Exercise details -
Report every line in the material below that contains the word "time".

-- start of Extracted material --

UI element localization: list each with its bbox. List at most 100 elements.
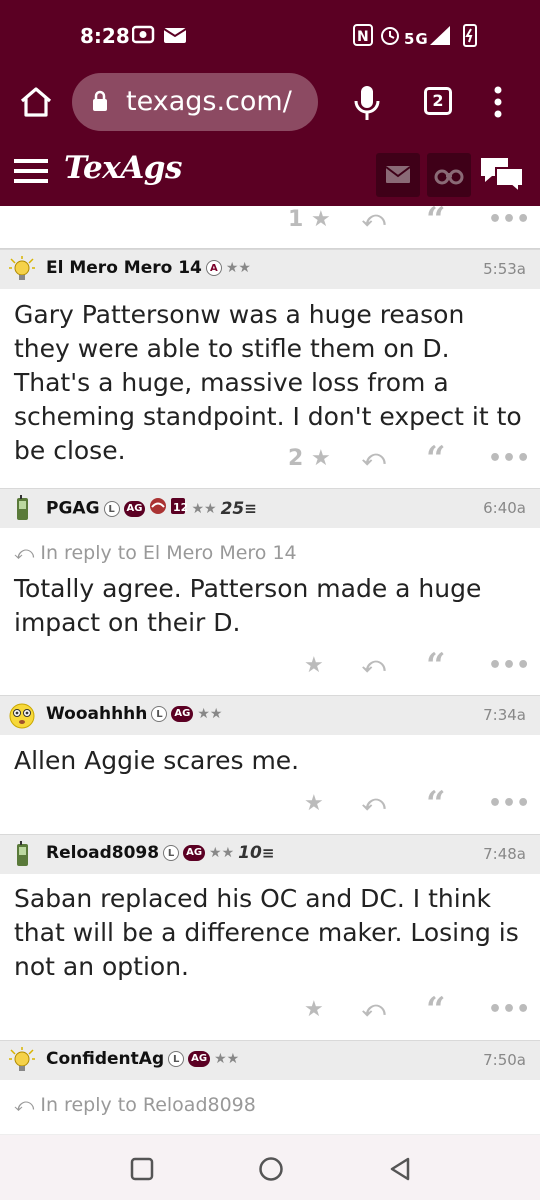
user-stars: ★★ xyxy=(225,260,251,276)
username[interactable]: Wooahhhh L AG ★★ xyxy=(46,704,222,724)
mail-icon xyxy=(385,166,411,183)
svg-text:N: N xyxy=(357,29,370,45)
post-body: Saban replaced his OC and DC. I think th… xyxy=(14,884,519,981)
post-time: 6:40a xyxy=(483,499,526,517)
badge-l: L xyxy=(103,500,120,517)
level-bars-icon: ≡ xyxy=(261,844,275,862)
url-field[interactable]: texags.com/ xyxy=(72,73,318,131)
system-icons: N 5G xyxy=(352,22,502,48)
like-count: 2 xyxy=(288,446,304,471)
post-body: Totally agree. Patterson made a huge imp… xyxy=(14,574,482,637)
username[interactable]: PGAG L AG 12 ★★ 25≡ xyxy=(46,497,257,520)
more-icon[interactable]: ••• xyxy=(488,990,530,1030)
quote-icon[interactable]: “ xyxy=(426,646,446,686)
post-body: Allen Aggie scares me. xyxy=(14,746,300,775)
status-bar: 8:28 N 5G xyxy=(0,0,540,70)
badge-l: L xyxy=(168,1051,185,1067)
reply-icon[interactable]: ⤺ xyxy=(362,206,386,240)
like-button[interactable]: 2 ★ xyxy=(288,439,331,479)
reply-to-link[interactable]: ⤺ In reply to El Mero Mero 14 xyxy=(14,542,297,564)
like-count: 1 xyxy=(288,207,304,232)
like-button[interactable]: 1 ★ xyxy=(288,206,331,240)
star-icon[interactable]: ★ xyxy=(304,646,324,686)
username-text: ConfidentAg xyxy=(46,1049,165,1069)
reply-arrow-icon: ⤺ xyxy=(14,542,41,564)
more-icon[interactable]: ••• xyxy=(488,206,530,240)
badge-ag: AG xyxy=(171,706,194,722)
username[interactable]: Reload8098 L AG ★★ 10≡ xyxy=(46,843,274,863)
post-actions: ★ ⤺ “ ••• xyxy=(0,990,540,1030)
username[interactable]: El Mero Mero 14 A ★★ xyxy=(46,258,251,278)
username-text: Reload8098 xyxy=(46,843,160,863)
post-header: Wooahhhh L AG ★★ 7:34a xyxy=(0,695,540,735)
reply-icon[interactable]: ⤺ xyxy=(362,646,386,686)
badge-ag: AG xyxy=(188,1051,211,1067)
username[interactable]: ConfidentAg L AG ★★ xyxy=(46,1049,239,1069)
status-time: 8:28 xyxy=(80,24,130,48)
home-icon[interactable] xyxy=(18,84,54,120)
badge-l: L xyxy=(151,706,168,722)
back-button[interactable] xyxy=(388,1156,412,1182)
hamburger-menu-icon[interactable] xyxy=(14,158,48,184)
user-level: 25 xyxy=(220,498,245,519)
post-time: 5:53a xyxy=(483,260,526,278)
post-header: ConfidentAg L AG ★★ 7:50a xyxy=(0,1040,540,1080)
home-button[interactable] xyxy=(258,1156,284,1182)
badge: A xyxy=(205,260,222,276)
post-time: 7:48a xyxy=(483,845,526,863)
star-icon[interactable]: ★ xyxy=(304,784,324,824)
lock-icon xyxy=(93,90,107,111)
reply-to-link[interactable]: ⤺ In reply to Reload8098 xyxy=(14,1094,256,1116)
quote-icon[interactable]: “ xyxy=(426,439,446,479)
username-text: Wooahhhh xyxy=(46,704,148,724)
user-stars: ★★ xyxy=(209,845,235,861)
quote-icon[interactable]: “ xyxy=(426,784,446,824)
reply-arrow-icon: ⤺ xyxy=(14,1094,41,1116)
watched-threads-button[interactable] xyxy=(427,153,471,197)
user-stars: ★★ xyxy=(214,1051,240,1067)
more-icon[interactable]: ••• xyxy=(488,784,530,824)
star-icon: ★ xyxy=(310,207,331,232)
phone-icon xyxy=(8,495,36,523)
browser-toolbar: texags.com/ 2 xyxy=(0,70,540,136)
url-text: texags.com/ xyxy=(126,86,292,117)
overflow-menu-icon[interactable] xyxy=(488,85,508,119)
more-icon[interactable]: ••• xyxy=(488,646,530,686)
svg-text:5G: 5G xyxy=(404,30,429,48)
recents-button[interactable] xyxy=(130,1157,154,1181)
star-icon: ★ xyxy=(310,446,331,471)
user-level: 10 xyxy=(238,843,262,863)
post-actions: 2 ★ ⤺ “ ••• xyxy=(0,439,540,479)
microphone-icon[interactable] xyxy=(352,83,382,123)
star-icon[interactable]: ★ xyxy=(304,990,324,1030)
user-stars: ★★ xyxy=(197,706,223,722)
site-header: TexAgs xyxy=(0,136,540,206)
post-actions: ★ ⤺ “ ••• xyxy=(0,646,540,686)
quote-icon[interactable]: “ xyxy=(426,990,446,1030)
tab-switcher-button[interactable]: 2 xyxy=(424,87,452,115)
post-header: Reload8098 L AG ★★ 10≡ 7:48a xyxy=(0,834,540,874)
post-actions: 1 ★ ⤺ “ ••• xyxy=(0,206,540,240)
lightbulb-icon xyxy=(8,1047,36,1075)
site-logo[interactable]: TexAgs xyxy=(64,150,182,186)
reply-to-text: In reply to Reload8098 xyxy=(40,1094,256,1116)
username-text: PGAG xyxy=(46,498,100,519)
reply-icon[interactable]: ⤺ xyxy=(362,439,386,479)
badge-ag: AG xyxy=(183,845,206,861)
messages-button[interactable] xyxy=(376,153,420,197)
chat-icon[interactable] xyxy=(478,154,526,196)
post-actions: ★ ⤺ “ ••• xyxy=(0,784,540,824)
post-time: 7:50a xyxy=(483,1051,526,1069)
reply-to-text: In reply to El Mero Mero 14 xyxy=(40,542,297,564)
binoculars-icon xyxy=(434,169,464,185)
emoji-face-icon xyxy=(8,702,36,730)
more-icon[interactable]: ••• xyxy=(488,439,530,479)
phone-icon xyxy=(8,841,36,869)
thread-content[interactable]: 1 ★ ⤺ “ ••• El Mero Mero 14 A ★★ 5:53a Gar… xyxy=(0,206,540,1134)
notification-icons xyxy=(131,24,190,51)
username-text: El Mero Mero 14 xyxy=(46,258,202,278)
post-header: El Mero Mero 14 A ★★ 5:53a xyxy=(0,249,540,289)
reply-icon[interactable]: ⤺ xyxy=(362,990,386,1030)
reply-icon[interactable]: ⤺ xyxy=(362,784,386,824)
quote-icon[interactable]: “ xyxy=(426,206,446,240)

-- end of Extracted material --

The answer -
post-time: 6:40a xyxy=(483,499,526,517)
status-time: 8:28 xyxy=(80,24,130,48)
post-time: 5:53a xyxy=(483,260,526,278)
post-time: 7:48a xyxy=(483,845,526,863)
post-time: 7:50a xyxy=(483,1051,526,1069)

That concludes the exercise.